WORK TO COMPLETE:
Look through the lines below and extract each one that contains "Articles".

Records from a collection
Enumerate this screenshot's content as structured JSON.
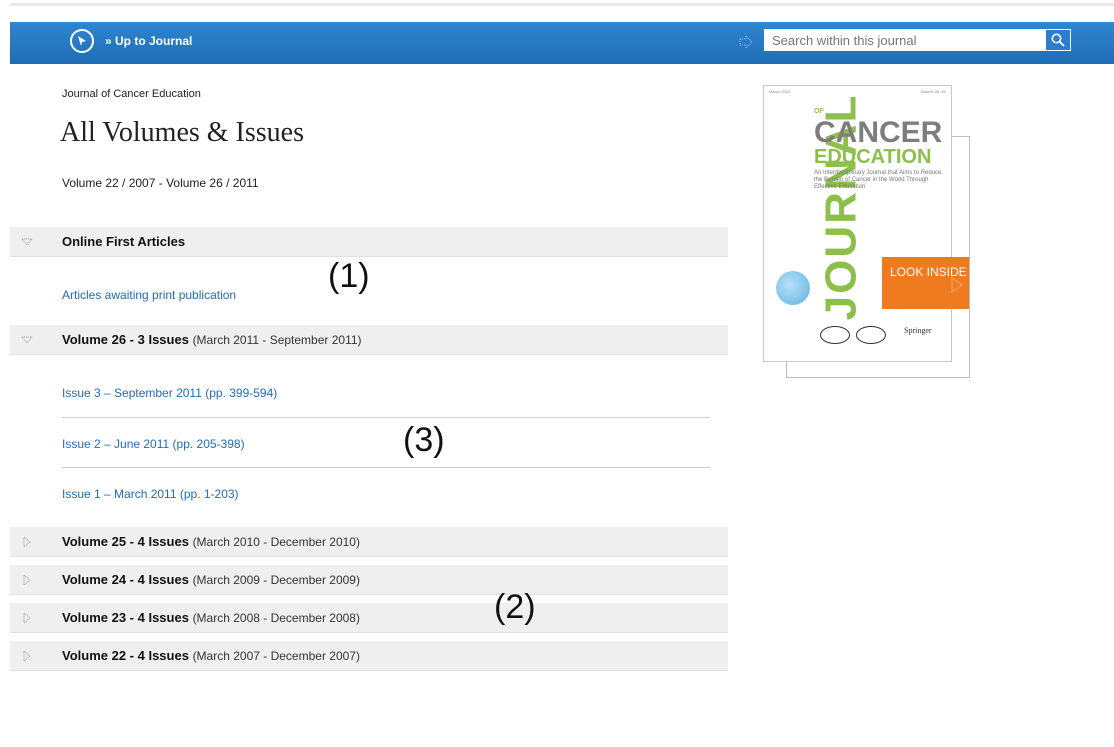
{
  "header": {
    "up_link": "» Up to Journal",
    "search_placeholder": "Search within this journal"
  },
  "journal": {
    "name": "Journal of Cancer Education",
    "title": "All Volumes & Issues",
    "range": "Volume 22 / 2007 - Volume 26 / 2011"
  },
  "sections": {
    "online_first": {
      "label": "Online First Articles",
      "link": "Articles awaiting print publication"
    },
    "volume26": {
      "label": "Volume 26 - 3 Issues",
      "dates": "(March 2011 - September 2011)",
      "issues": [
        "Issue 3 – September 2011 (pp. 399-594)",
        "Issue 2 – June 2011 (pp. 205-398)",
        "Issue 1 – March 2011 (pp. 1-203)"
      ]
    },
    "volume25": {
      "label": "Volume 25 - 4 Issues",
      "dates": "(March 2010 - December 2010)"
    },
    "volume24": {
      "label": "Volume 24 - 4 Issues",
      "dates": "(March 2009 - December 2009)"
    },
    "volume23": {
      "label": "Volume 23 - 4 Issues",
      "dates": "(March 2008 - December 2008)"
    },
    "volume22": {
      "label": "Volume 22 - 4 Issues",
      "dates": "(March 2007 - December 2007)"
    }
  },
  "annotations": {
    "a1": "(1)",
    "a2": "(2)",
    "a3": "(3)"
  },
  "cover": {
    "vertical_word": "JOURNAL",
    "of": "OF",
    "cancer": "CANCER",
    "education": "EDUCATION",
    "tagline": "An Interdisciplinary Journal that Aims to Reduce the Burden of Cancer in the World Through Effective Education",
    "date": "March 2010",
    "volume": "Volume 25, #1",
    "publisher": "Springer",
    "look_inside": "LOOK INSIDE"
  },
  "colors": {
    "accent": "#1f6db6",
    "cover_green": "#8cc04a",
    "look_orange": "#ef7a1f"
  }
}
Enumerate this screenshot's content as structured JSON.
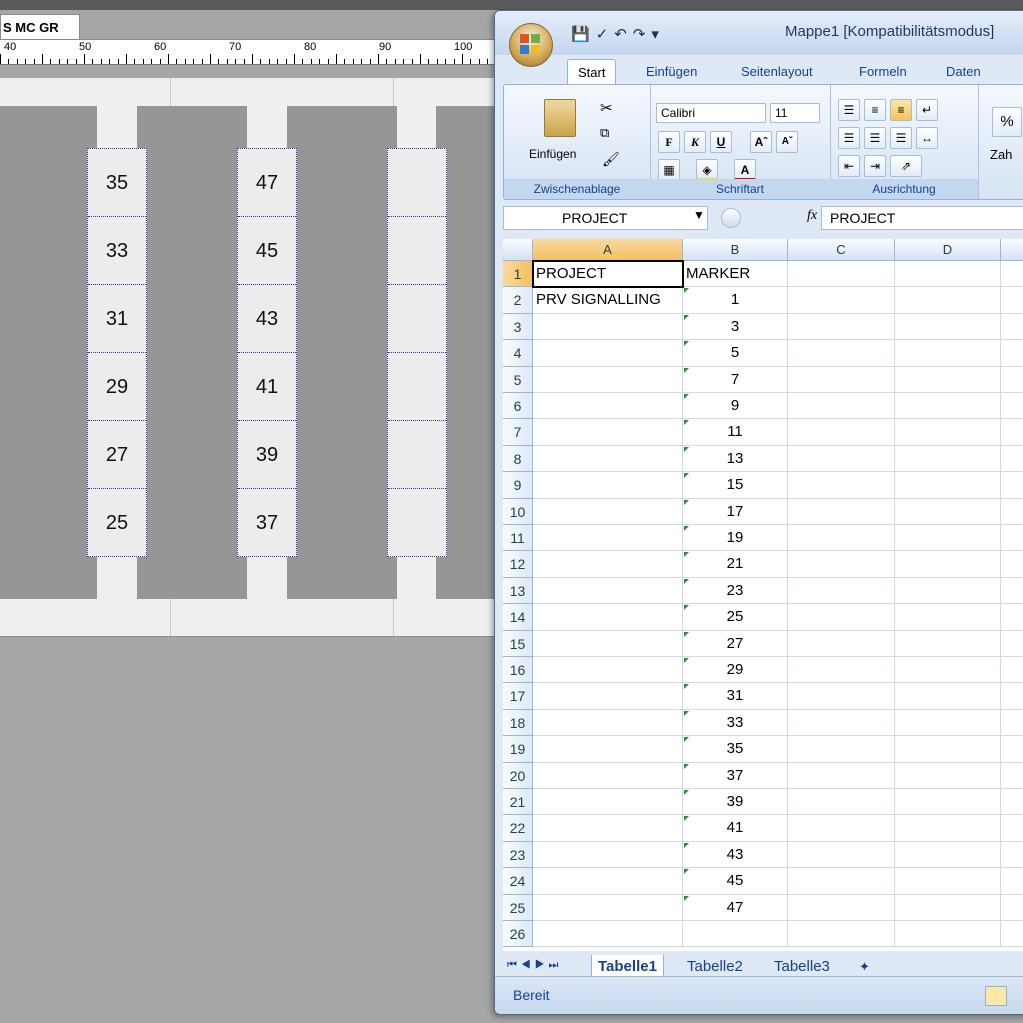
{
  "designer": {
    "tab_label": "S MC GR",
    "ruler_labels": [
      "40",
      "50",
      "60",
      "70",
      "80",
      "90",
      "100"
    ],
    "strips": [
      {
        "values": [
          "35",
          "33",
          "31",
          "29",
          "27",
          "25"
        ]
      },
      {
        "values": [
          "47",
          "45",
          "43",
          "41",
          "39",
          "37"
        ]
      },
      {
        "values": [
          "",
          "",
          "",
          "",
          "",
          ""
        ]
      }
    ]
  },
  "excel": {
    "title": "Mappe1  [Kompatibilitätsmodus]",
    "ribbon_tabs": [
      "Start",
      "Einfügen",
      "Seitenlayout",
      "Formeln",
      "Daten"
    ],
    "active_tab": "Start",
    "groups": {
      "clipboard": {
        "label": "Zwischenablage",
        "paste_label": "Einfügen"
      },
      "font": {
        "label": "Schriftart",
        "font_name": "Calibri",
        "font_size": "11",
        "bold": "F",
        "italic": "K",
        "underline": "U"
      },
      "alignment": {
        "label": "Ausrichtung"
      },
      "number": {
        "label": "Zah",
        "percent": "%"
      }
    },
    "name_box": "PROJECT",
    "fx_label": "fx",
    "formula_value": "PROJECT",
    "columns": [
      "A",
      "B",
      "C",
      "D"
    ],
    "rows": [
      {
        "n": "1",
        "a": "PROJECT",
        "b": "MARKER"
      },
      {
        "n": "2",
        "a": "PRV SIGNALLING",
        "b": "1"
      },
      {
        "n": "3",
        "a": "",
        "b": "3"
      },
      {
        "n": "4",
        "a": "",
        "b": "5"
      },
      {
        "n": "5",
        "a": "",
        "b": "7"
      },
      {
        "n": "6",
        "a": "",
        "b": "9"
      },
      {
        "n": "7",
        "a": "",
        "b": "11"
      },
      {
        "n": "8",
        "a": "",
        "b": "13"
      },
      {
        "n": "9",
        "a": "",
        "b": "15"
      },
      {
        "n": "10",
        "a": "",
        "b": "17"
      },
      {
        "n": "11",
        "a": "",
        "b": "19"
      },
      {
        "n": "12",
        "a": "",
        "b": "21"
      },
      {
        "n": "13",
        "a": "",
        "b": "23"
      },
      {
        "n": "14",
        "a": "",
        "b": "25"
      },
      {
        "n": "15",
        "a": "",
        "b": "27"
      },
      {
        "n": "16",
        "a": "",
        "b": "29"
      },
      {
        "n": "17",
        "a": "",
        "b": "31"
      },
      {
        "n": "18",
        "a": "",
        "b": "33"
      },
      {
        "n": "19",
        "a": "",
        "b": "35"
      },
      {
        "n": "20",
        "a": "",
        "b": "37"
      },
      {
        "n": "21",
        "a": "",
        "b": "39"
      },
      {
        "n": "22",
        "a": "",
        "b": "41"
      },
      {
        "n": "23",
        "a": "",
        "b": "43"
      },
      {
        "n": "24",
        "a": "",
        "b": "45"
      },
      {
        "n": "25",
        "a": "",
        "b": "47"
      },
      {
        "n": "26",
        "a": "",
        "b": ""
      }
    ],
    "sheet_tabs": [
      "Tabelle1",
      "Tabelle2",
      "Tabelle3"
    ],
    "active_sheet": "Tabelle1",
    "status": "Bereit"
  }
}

FINISHED EXERCISE:
      "label": "Online First Articles",
      "link": "Articles awaiting print publication"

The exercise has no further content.